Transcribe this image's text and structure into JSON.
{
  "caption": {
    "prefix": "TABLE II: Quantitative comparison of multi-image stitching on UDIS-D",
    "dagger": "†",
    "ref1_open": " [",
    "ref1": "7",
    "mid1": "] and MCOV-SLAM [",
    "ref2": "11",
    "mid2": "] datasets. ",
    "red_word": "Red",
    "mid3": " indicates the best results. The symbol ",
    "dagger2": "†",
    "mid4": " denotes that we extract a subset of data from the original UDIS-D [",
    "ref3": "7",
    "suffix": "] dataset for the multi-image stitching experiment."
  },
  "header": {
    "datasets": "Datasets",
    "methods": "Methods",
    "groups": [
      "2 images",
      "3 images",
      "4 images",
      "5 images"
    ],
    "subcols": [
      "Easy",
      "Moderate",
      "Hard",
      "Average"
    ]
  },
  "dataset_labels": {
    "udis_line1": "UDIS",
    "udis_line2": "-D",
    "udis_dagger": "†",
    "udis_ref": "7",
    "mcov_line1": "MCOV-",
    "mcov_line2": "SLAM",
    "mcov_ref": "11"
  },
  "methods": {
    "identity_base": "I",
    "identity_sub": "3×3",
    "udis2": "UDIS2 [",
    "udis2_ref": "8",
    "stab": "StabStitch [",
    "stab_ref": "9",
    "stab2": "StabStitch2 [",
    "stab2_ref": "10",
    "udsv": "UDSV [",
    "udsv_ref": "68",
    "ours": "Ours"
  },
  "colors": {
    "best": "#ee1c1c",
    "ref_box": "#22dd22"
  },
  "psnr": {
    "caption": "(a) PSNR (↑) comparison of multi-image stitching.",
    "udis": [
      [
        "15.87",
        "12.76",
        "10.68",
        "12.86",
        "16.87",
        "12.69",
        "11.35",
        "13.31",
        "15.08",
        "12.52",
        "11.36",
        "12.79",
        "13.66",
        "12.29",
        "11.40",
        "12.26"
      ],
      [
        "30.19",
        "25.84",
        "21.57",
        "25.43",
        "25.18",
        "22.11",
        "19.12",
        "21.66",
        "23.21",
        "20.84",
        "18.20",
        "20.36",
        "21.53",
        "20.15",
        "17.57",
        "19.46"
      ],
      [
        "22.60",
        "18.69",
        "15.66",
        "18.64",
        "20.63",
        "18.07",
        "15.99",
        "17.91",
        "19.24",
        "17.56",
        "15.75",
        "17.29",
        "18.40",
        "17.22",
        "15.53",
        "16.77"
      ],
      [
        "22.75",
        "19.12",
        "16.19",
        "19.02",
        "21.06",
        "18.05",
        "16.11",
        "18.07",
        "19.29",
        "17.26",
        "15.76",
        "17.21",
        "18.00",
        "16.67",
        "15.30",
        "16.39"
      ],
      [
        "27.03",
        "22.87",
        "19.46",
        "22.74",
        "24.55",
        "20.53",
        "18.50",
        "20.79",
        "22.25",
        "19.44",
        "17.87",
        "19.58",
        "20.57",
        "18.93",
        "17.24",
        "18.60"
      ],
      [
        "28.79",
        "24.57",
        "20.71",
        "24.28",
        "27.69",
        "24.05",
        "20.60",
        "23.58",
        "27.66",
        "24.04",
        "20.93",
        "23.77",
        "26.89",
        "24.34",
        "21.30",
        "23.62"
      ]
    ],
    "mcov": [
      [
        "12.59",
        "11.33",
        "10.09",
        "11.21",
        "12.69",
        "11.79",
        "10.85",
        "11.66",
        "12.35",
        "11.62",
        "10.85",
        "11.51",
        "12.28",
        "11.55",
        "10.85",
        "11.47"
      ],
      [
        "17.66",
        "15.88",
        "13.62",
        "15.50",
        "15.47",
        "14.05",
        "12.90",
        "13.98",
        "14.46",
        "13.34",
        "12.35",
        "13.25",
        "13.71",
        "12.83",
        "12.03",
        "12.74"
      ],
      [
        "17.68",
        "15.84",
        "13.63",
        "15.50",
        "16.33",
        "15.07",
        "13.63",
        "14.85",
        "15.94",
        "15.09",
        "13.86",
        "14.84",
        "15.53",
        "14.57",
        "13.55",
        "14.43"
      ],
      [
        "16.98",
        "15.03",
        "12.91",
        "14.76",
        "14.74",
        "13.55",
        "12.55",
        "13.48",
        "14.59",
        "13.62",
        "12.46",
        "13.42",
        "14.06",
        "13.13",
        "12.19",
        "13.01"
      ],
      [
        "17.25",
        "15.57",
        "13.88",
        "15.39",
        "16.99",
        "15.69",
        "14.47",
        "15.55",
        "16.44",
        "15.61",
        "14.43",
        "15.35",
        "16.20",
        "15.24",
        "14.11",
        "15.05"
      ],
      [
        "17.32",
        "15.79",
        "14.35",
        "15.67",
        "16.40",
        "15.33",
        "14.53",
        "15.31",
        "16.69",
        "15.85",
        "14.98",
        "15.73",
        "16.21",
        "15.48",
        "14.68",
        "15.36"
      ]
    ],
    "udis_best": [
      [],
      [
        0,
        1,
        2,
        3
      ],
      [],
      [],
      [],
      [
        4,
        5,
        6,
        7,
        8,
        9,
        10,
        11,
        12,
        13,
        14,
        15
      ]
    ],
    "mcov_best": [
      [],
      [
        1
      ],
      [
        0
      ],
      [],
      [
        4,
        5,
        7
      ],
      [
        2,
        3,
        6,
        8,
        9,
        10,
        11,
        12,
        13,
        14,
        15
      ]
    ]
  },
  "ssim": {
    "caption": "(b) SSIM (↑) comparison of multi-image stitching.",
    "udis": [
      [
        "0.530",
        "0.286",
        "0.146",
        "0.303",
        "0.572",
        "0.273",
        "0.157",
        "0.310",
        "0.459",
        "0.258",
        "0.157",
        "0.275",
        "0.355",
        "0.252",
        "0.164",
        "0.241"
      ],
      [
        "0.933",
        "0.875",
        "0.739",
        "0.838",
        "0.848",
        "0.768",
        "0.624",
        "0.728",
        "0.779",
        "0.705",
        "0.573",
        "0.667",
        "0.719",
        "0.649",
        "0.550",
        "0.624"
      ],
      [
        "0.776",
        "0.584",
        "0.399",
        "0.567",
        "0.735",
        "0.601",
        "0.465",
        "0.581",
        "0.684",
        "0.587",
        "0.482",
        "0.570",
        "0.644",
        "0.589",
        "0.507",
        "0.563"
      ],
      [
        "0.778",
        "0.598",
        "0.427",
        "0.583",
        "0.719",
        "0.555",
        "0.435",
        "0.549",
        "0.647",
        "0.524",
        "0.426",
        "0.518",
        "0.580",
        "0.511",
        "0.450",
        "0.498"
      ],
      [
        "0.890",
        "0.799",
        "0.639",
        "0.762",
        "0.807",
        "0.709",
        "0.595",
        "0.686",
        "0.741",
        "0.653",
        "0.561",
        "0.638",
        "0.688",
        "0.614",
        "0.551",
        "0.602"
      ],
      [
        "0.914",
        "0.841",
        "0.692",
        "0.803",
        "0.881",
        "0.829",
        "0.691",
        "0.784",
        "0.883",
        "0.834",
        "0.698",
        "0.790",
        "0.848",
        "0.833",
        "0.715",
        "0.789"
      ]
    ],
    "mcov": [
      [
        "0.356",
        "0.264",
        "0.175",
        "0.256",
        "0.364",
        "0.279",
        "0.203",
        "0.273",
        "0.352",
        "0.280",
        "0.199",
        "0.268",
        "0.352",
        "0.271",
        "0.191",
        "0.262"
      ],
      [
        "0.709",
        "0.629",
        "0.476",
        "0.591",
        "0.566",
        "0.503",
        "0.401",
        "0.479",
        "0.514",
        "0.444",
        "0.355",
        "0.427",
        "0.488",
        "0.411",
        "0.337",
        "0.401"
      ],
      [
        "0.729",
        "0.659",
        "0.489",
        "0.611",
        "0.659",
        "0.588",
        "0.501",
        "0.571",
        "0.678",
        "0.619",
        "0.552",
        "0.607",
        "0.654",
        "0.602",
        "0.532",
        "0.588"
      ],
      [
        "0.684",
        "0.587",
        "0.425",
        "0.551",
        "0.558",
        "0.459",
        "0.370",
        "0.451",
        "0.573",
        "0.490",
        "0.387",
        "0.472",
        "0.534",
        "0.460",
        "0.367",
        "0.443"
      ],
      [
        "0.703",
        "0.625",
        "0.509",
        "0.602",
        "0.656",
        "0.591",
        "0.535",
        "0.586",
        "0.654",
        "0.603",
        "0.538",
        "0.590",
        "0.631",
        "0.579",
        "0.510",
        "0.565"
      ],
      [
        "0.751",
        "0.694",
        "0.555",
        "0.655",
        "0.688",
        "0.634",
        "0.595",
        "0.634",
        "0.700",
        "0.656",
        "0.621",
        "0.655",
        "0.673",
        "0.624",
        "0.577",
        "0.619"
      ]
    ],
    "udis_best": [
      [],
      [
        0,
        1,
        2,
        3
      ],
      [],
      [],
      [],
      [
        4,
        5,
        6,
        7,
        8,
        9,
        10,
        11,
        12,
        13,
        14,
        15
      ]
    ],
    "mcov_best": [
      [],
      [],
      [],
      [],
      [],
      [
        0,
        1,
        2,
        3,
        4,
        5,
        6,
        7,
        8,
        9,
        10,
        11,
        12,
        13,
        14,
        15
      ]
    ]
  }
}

::::

→ YOUR INSTRUCTIONS
Pick out all lines from the data above in which the word "stitching" appears.

→ RESULT BELOW
    "prefix": "TABLE II: Quantitative comparison of multi-image stitching on UDIS-D",
    "suffix": "] dataset for the multi-image stitching experiment."
    "caption": "(a) PSNR (↑) comparison of multi-image stitching.",
    "caption": "(b) SSIM (↑) comparison of multi-image stitching.",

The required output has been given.